> **Supplied passage**:
=====

The company's education initiatives serve more than 1,200 public school students throughout New York each year through a mix of programs for students and teachers inside and outside the classroom. Employing the tools of theater alongside traditional academic and career-readiness, the programs empower young people to find and express their own voices, and become engaged citizens throughout and beyond their academic careers. Dedicated mentors provide students with support as they explore acting, writing, directing, and theater production alongside professionals in the field, and provide college- and career-readiness opportunities to complement the theater-focused initiatives.

The centerpiece of the institution's education programs is the MCC Theater Youth Company, the first free, after-school company of its kind associated with a professional theater. Since its founding in 2001 as an eight-member ensemble, the Youth Company has grown to serve more than 100 students each year and now includes a flagship Youth Company and satellite groups developed in partnership with schools in Washington Heights and Brooklyn.

=====

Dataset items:
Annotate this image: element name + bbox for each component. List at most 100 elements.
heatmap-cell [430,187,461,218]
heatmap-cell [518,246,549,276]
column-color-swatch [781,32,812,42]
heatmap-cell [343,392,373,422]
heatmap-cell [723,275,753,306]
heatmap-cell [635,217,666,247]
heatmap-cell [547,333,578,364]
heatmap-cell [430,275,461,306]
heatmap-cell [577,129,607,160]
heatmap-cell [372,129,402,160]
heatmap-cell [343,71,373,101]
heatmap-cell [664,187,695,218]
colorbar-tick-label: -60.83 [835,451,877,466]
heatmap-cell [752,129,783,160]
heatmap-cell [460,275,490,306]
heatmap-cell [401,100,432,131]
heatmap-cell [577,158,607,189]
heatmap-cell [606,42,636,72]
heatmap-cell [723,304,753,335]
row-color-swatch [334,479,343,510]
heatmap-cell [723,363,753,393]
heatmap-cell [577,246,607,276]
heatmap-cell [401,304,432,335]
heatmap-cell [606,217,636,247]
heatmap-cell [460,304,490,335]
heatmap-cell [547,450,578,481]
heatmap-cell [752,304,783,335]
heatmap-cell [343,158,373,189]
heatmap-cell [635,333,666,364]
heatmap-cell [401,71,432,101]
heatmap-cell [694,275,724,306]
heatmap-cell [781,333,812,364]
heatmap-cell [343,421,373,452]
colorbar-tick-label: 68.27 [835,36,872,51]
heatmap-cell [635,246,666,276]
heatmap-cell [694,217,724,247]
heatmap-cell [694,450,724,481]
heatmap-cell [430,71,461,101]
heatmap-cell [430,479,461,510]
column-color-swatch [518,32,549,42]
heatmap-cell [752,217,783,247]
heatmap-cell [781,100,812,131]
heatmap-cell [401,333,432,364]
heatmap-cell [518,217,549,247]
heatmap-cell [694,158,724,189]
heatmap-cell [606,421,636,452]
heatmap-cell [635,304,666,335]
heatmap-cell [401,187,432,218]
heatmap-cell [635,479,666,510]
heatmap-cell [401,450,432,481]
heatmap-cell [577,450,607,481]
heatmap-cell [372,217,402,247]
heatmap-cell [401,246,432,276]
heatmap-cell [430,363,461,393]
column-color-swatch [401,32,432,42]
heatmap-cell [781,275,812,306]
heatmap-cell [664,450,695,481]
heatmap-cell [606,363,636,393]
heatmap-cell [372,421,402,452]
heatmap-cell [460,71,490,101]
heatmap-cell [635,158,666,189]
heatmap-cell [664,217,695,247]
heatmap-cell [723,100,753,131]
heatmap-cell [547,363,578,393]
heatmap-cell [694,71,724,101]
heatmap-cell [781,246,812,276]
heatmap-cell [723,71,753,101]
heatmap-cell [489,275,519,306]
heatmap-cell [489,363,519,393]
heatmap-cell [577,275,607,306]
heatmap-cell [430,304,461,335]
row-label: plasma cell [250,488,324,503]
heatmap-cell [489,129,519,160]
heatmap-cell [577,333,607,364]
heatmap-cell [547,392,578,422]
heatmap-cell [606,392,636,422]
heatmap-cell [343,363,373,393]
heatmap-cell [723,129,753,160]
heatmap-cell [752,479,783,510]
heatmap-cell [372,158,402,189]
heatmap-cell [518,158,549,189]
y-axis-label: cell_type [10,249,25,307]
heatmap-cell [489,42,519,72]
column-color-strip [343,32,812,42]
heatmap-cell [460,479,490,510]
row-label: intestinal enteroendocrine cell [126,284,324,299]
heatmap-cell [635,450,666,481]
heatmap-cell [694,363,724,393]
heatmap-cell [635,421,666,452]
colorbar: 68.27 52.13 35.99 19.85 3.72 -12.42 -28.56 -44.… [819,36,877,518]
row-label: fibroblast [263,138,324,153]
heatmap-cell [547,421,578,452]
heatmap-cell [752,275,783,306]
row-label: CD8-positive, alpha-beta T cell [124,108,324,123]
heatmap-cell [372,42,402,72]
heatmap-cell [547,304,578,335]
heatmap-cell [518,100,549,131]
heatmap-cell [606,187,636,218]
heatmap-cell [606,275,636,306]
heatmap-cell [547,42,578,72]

=====

> **Study questions**:
**A)** In the education programs passage, in what year was the Youth Company founded?
**B)** Rewrite the education programs passage from "The company's education" up to and including "the theater-focused initiatives.", swapping "Dedicated mentors" for "Experienced mentors".
**C)** According to the education programs passage, why do the mentors provide college- and career-readiness opportunities?
These rows have no connection to the text about the education programs.

> **Results**:
**A)** 2001

**B)**
The company's education initiatives serve more than 1,200 public school students throughout New York each year through a mix of programs for students and teachers inside and outside the classroom. Employing the tools of theater alongside traditional academic and career-readiness, the programs empower young people to find and express their own voices, and become engaged citizens throughout and beyond their academic careers. Experienced mentors provide students with support as they explore acting, writing, directing, and theater production alongside professionals in the field, and provide college- and career-readiness opportunities to complement the theater-focused initiatives.

**C)** They provide them to complement the theater-focused initiatives.